Copy every line of the listing below verbatim, with no changes.

(Region annotation listing)

*-*-*

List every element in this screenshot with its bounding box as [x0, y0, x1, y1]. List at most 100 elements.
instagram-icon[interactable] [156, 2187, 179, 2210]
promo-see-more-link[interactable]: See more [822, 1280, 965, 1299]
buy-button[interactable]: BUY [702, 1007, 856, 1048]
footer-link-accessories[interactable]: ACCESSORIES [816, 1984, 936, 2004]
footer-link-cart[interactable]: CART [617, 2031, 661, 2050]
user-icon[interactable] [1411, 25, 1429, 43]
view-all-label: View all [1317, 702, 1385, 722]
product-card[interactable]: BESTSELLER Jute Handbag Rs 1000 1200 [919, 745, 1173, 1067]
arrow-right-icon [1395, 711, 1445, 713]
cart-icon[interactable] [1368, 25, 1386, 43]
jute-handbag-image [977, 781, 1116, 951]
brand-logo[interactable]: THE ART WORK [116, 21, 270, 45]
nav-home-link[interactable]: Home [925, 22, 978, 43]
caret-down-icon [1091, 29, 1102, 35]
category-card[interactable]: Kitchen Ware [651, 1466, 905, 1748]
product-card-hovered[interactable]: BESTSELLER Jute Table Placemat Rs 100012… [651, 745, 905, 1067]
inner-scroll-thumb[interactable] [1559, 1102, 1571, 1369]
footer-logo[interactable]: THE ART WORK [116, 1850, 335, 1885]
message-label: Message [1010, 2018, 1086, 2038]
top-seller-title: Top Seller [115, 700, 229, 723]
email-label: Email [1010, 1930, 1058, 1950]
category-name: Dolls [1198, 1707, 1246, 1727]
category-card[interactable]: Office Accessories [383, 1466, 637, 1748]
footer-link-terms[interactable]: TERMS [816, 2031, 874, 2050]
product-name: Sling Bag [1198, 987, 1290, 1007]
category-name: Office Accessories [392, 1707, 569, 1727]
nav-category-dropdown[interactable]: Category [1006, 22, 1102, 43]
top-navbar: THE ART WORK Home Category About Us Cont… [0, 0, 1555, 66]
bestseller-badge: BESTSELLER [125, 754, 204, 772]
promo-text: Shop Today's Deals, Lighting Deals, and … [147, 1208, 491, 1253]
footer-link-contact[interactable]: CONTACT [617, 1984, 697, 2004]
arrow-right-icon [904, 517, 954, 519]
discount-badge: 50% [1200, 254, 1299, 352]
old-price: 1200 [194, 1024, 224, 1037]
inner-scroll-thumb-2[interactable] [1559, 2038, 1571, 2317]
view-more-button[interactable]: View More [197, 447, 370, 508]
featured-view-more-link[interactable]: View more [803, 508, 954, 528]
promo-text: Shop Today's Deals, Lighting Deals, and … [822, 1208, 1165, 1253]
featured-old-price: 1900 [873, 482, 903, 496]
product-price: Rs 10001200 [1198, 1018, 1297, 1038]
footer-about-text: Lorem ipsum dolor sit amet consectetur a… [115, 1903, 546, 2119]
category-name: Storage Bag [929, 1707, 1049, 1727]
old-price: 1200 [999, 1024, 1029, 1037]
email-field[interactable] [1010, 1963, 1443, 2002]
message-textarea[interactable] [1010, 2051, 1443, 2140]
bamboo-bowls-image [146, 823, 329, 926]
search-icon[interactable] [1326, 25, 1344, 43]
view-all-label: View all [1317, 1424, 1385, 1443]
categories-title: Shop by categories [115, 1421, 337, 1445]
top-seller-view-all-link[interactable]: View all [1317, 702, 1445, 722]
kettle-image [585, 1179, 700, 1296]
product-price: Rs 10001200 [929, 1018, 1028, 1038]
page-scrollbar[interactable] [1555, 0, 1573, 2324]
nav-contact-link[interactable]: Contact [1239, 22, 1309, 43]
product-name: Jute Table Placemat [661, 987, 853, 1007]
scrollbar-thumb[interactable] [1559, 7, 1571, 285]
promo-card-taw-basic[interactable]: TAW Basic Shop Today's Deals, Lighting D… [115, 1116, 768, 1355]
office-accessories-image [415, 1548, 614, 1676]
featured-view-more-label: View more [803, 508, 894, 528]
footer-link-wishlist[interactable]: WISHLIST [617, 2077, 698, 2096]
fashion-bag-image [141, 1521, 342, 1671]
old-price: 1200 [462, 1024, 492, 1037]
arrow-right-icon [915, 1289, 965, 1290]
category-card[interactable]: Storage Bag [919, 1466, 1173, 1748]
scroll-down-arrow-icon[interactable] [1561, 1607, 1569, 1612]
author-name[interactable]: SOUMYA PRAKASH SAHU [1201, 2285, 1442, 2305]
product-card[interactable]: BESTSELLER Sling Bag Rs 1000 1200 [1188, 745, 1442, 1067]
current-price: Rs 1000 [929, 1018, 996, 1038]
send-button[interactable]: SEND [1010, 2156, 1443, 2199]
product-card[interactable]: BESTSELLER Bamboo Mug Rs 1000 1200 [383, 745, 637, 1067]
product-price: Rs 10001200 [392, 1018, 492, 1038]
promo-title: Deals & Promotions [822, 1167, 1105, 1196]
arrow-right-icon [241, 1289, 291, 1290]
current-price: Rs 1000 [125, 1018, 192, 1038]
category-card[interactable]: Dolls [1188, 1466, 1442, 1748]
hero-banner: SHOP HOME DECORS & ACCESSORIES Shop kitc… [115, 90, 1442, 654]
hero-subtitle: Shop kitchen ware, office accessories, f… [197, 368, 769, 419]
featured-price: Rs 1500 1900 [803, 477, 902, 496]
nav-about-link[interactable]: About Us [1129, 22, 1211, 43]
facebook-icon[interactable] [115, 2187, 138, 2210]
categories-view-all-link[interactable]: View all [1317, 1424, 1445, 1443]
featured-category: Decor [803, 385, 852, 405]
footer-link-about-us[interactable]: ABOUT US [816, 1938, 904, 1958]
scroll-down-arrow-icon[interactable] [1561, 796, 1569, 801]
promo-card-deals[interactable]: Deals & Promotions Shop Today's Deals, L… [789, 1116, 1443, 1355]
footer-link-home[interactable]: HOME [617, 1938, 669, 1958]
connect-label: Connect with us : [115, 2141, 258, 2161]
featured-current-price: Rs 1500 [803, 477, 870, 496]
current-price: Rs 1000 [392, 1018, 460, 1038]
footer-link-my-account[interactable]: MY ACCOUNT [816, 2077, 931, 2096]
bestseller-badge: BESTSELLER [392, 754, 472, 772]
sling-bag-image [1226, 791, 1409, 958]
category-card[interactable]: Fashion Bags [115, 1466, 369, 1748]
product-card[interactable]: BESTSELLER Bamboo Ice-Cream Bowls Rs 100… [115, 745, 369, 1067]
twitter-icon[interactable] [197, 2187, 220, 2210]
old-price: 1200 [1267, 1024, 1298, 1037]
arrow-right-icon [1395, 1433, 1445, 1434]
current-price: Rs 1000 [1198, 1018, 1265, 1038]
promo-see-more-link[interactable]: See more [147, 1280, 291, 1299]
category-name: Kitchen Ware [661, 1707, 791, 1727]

*-*-*

◆ **Solution to this exercise**
List every element in this screenshot with its bounding box as [x0, y0, x1, y1]. List at most 100 elements.
instagram-icon[interactable] [156, 2187, 179, 2210]
promo-see-more-link[interactable]: See more [822, 1280, 965, 1299]
buy-button[interactable]: BUY [702, 1007, 856, 1048]
footer-link-accessories[interactable]: ACCESSORIES [816, 1984, 936, 2004]
footer-link-cart[interactable]: CART [617, 2031, 661, 2050]
user-icon[interactable] [1411, 25, 1429, 43]
view-all-label: View all [1317, 702, 1385, 722]
product-card[interactable]: BESTSELLER Jute Handbag Rs 1000 1200 [919, 745, 1173, 1067]
arrow-right-icon [1395, 711, 1445, 713]
cart-icon[interactable] [1368, 25, 1386, 43]
jute-handbag-image [977, 781, 1116, 951]
brand-logo[interactable]: THE ART WORK [116, 21, 270, 45]
nav-home-link[interactable]: Home [925, 22, 978, 43]
caret-down-icon [1091, 29, 1102, 35]
category-card[interactable]: Kitchen Ware [651, 1466, 905, 1748]
product-card-hovered[interactable]: BESTSELLER Jute Table Placemat Rs 100012… [651, 745, 905, 1067]
inner-scroll-thumb[interactable] [1559, 1102, 1571, 1369]
footer-logo[interactable]: THE ART WORK [116, 1850, 335, 1885]
message-label: Message [1010, 2018, 1086, 2038]
top-seller-title: Top Seller [115, 700, 229, 723]
email-label: Email [1010, 1930, 1058, 1950]
category-name: Dolls [1198, 1707, 1246, 1727]
category-card[interactable]: Office Accessories [383, 1466, 637, 1748]
footer-link-terms[interactable]: TERMS [816, 2031, 874, 2050]
product-name: Sling Bag [1198, 987, 1290, 1007]
category-name: Office Accessories [392, 1707, 569, 1727]
nav-category-dropdown[interactable]: Category [1006, 22, 1102, 43]
top-navbar: THE ART WORK Home Category About Us Cont… [0, 0, 1555, 66]
bestseller-badge: BESTSELLER [125, 754, 204, 772]
promo-text: Shop Today's Deals, Lighting Deals, and … [147, 1208, 491, 1253]
footer-link-contact[interactable]: CONTACT [617, 1984, 697, 2004]
arrow-right-icon [904, 517, 954, 519]
discount-badge: 50% [1200, 254, 1299, 352]
old-price: 1200 [194, 1024, 224, 1037]
inner-scroll-thumb-2[interactable] [1559, 2038, 1571, 2317]
view-more-button[interactable]: View More [197, 447, 370, 508]
featured-view-more-link[interactable]: View more [803, 508, 954, 528]
promo-text: Shop Today's Deals, Lighting Deals, and … [822, 1208, 1165, 1253]
featured-old-price: 1900 [873, 482, 903, 496]
product-price: Rs 10001200 [1198, 1018, 1297, 1038]
footer-about-text: Lorem ipsum dolor sit amet consectetur a… [115, 1903, 546, 2119]
category-name: Storage Bag [929, 1707, 1049, 1727]
old-price: 1200 [999, 1024, 1029, 1037]
email-field[interactable] [1010, 1963, 1443, 2002]
message-textarea[interactable] [1010, 2051, 1443, 2140]
bamboo-bowls-image [146, 823, 329, 926]
search-icon[interactable] [1326, 25, 1344, 43]
view-all-label: View all [1317, 1424, 1385, 1443]
categories-title: Shop by categories [115, 1421, 337, 1445]
top-seller-view-all-link[interactable]: View all [1317, 702, 1445, 722]
kettle-image [585, 1179, 700, 1296]
product-price: Rs 10001200 [929, 1018, 1028, 1038]
page-scrollbar[interactable] [1555, 0, 1573, 2324]
nav-contact-link[interactable]: Contact [1239, 22, 1309, 43]
product-name: Jute Table Placemat [661, 987, 853, 1007]
scrollbar-thumb[interactable] [1559, 7, 1571, 285]
promo-card-taw-basic[interactable]: TAW Basic Shop Today's Deals, Lighting D… [115, 1116, 768, 1355]
office-accessories-image [415, 1548, 614, 1676]
featured-view-more-label: View more [803, 508, 894, 528]
footer-link-wishlist[interactable]: WISHLIST [617, 2077, 698, 2096]
fashion-bag-image [141, 1521, 342, 1671]
old-price: 1200 [462, 1024, 492, 1037]
arrow-right-icon [915, 1289, 965, 1290]
category-card[interactable]: Storage Bag [919, 1466, 1173, 1748]
scroll-down-arrow-icon[interactable] [1561, 1607, 1569, 1612]
author-name[interactable]: SOUMYA PRAKASH SAHU [1201, 2285, 1442, 2305]
product-card[interactable]: BESTSELLER Sling Bag Rs 1000 1200 [1188, 745, 1442, 1067]
current-price: Rs 1000 [929, 1018, 996, 1038]
send-button[interactable]: SEND [1010, 2156, 1443, 2199]
product-card[interactable]: BESTSELLER Bamboo Mug Rs 1000 1200 [383, 745, 637, 1067]
product-price: Rs 10001200 [392, 1018, 492, 1038]
promo-title: Deals & Promotions [822, 1167, 1105, 1196]
arrow-right-icon [241, 1289, 291, 1290]
current-price: Rs 1000 [125, 1018, 192, 1038]
category-card[interactable]: Dolls [1188, 1466, 1442, 1748]
hero-banner: SHOP HOME DECORS & ACCESSORIES Shop kitc… [115, 90, 1442, 654]
hero-subtitle: Shop kitchen ware, office accessories, f… [197, 368, 769, 419]
featured-price: Rs 1500 1900 [803, 477, 902, 496]
nav-about-link[interactable]: About Us [1129, 22, 1211, 43]
facebook-icon[interactable] [115, 2187, 138, 2210]
categories-view-all-link[interactable]: View all [1317, 1424, 1445, 1443]
featured-category: Decor [803, 385, 852, 405]
footer-link-about-us[interactable]: ABOUT US [816, 1938, 904, 1958]
scroll-down-arrow-icon[interactable] [1561, 796, 1569, 801]
promo-card-deals[interactable]: Deals & Promotions Shop Today's Deals, L… [789, 1116, 1443, 1355]
footer-link-home[interactable]: HOME [617, 1938, 669, 1958]
connect-label: Connect with us : [115, 2141, 258, 2161]
featured-current-price: Rs 1500 [803, 477, 870, 496]
current-price: Rs 1000 [392, 1018, 460, 1038]
footer-link-my-account[interactable]: MY ACCOUNT [816, 2077, 931, 2096]
bestseller-badge: BESTSELLER [392, 754, 472, 772]
sling-bag-image [1226, 791, 1409, 958]
category-card[interactable]: Fashion Bags [115, 1466, 369, 1748]
product-card[interactable]: BESTSELLER Bamboo Ice-Cream Bowls Rs 100… [115, 745, 369, 1067]
twitter-icon[interactable] [197, 2187, 220, 2210]
old-price: 1200 [1267, 1024, 1298, 1037]
arrow-right-icon [1395, 1433, 1445, 1434]
current-price: Rs 1000 [1198, 1018, 1265, 1038]
promo-see-more-link[interactable]: See more [147, 1280, 291, 1299]
category-name: Kitchen Ware [661, 1707, 791, 1727]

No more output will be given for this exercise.